— start of Stored records —

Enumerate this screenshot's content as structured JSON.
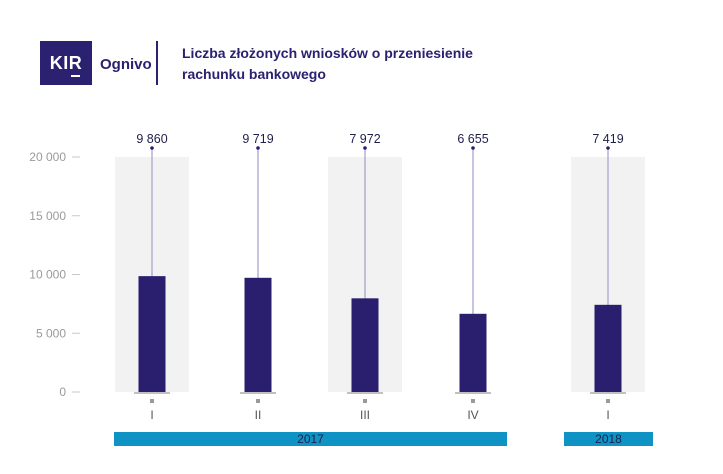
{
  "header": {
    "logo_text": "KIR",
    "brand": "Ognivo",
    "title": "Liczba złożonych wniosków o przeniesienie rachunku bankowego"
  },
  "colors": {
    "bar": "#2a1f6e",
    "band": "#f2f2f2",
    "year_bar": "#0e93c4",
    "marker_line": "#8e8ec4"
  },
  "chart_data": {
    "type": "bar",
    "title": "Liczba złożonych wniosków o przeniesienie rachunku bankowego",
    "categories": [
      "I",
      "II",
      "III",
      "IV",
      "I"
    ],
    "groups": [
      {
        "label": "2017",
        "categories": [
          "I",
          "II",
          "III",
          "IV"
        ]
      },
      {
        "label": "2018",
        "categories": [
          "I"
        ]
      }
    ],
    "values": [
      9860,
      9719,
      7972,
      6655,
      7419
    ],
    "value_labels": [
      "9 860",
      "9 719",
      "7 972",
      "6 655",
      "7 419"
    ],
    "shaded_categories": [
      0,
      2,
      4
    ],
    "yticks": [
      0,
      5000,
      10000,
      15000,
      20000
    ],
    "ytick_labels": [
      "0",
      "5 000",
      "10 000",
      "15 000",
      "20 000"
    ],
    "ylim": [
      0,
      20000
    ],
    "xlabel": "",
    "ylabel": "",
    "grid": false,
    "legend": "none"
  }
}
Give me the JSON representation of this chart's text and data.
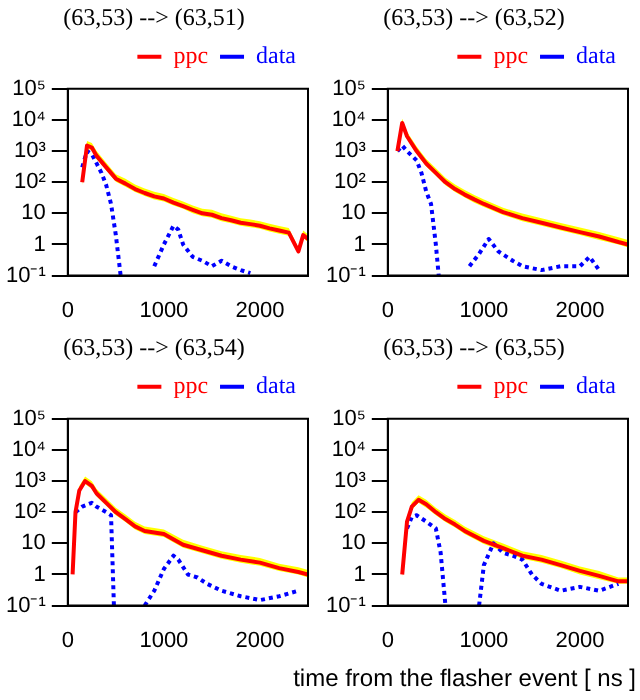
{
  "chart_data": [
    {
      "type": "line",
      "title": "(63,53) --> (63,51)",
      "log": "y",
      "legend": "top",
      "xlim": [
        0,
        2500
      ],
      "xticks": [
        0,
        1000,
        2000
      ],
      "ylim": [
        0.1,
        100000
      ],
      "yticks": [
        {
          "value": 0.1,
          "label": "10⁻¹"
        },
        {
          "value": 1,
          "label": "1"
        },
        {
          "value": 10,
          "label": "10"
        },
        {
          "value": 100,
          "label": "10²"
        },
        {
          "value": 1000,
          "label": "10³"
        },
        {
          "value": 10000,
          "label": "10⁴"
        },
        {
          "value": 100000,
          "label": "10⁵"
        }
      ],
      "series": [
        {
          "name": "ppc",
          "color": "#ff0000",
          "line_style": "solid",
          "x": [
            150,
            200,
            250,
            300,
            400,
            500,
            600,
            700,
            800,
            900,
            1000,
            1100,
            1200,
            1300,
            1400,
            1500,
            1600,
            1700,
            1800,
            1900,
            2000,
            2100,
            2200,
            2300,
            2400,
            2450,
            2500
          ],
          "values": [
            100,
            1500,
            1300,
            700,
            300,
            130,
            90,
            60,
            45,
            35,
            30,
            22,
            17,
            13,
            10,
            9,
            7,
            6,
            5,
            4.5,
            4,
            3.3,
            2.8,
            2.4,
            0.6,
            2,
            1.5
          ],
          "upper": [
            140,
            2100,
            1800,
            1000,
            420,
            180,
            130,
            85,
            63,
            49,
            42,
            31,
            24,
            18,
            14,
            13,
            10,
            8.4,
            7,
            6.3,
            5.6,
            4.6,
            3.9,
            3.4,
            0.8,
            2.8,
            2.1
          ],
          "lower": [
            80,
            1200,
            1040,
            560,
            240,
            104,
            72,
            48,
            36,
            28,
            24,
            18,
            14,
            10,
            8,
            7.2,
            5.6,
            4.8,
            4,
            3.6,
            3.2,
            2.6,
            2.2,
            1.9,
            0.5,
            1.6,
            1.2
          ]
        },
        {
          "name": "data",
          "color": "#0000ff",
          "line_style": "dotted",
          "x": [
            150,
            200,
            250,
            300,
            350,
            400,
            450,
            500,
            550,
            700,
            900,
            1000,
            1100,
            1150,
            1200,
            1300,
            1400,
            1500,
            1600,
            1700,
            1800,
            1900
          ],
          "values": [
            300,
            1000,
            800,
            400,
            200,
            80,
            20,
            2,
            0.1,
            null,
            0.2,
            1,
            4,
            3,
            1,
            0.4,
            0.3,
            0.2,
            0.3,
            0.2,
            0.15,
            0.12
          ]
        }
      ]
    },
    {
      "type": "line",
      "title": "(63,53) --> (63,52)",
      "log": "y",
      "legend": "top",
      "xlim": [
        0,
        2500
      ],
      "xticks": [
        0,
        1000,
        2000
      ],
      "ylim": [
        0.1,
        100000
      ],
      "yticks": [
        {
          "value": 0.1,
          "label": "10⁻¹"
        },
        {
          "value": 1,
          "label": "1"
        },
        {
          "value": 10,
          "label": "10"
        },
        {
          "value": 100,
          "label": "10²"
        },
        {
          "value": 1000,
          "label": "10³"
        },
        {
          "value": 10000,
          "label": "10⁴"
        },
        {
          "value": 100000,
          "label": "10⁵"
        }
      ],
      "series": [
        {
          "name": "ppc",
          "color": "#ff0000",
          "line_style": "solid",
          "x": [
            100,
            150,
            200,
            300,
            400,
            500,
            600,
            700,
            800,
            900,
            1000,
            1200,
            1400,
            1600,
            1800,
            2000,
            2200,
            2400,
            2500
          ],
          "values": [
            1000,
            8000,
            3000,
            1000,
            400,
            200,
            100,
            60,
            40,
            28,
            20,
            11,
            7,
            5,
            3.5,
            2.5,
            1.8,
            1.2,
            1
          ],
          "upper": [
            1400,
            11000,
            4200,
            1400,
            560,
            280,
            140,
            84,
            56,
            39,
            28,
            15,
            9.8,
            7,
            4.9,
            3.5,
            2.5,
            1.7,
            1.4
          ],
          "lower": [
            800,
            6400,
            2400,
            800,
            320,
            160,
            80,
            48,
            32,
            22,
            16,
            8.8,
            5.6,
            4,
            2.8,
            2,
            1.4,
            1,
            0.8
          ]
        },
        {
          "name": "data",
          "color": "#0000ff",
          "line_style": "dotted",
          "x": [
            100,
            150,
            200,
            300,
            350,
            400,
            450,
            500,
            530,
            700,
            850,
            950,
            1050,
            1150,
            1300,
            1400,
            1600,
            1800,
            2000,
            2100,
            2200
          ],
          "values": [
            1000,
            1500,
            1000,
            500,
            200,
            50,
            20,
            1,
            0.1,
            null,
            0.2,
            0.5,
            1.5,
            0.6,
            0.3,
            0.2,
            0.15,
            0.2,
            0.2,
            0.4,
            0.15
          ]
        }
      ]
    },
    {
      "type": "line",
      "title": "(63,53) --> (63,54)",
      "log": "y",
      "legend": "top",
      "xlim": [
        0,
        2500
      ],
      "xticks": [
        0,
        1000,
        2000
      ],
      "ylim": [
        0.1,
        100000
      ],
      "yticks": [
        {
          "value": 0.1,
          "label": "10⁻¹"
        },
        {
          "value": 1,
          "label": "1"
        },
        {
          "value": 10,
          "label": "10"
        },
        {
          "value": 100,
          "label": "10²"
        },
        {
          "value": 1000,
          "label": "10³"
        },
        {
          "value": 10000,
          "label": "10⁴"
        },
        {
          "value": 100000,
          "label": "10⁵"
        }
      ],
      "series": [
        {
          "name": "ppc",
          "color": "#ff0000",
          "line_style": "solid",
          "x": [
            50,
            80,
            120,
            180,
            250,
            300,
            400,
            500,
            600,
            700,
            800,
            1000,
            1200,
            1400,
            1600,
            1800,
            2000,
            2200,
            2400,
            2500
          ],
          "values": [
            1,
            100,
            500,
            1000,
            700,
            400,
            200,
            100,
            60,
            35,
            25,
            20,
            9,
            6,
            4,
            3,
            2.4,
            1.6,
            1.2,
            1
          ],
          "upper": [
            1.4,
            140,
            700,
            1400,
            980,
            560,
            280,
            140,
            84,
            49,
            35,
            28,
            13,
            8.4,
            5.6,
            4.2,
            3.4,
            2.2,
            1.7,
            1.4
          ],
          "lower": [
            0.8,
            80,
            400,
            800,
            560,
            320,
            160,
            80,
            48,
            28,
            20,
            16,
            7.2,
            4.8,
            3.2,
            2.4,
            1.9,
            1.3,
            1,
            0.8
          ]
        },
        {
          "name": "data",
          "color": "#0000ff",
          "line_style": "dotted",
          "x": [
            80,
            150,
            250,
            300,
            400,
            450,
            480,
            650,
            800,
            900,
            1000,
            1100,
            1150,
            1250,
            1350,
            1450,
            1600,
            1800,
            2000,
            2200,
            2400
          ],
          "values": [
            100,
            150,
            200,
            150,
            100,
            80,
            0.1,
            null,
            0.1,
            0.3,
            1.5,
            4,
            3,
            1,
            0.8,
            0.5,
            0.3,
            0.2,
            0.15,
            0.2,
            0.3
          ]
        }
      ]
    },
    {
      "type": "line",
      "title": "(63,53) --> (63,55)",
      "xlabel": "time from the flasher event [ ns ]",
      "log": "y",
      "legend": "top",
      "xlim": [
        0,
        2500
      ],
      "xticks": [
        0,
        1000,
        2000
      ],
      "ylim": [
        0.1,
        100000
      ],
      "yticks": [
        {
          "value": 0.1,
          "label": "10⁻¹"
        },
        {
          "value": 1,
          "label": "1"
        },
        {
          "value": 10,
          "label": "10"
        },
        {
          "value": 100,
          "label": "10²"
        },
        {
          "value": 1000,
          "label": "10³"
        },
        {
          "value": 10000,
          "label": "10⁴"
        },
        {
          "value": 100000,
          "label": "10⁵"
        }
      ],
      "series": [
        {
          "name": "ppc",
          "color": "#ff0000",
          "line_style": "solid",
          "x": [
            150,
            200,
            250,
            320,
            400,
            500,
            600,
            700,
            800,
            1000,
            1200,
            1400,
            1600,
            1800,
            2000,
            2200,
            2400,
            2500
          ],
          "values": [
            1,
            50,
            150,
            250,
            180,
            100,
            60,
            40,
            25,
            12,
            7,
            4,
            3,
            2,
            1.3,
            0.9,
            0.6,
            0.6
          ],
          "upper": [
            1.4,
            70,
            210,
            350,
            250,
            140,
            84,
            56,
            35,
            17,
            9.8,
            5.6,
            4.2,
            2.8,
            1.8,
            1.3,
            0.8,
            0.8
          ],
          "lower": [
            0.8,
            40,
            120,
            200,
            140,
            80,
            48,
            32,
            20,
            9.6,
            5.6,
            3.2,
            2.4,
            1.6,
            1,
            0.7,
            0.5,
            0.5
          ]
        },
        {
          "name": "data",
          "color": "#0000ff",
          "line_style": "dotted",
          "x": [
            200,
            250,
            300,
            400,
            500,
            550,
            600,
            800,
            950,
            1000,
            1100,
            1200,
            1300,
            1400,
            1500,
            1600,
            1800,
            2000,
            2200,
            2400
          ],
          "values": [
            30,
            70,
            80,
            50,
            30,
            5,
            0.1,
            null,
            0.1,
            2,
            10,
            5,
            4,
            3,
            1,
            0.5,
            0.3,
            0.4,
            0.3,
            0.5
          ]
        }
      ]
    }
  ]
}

— end of Stored records —

» Requirements:
Select the lines in this material that hold the word "JSON", leaving none out.

» The completed task:
Enumerate this screenshot's content as structured JSON.
Give me the JSON representation of this chart's text and data.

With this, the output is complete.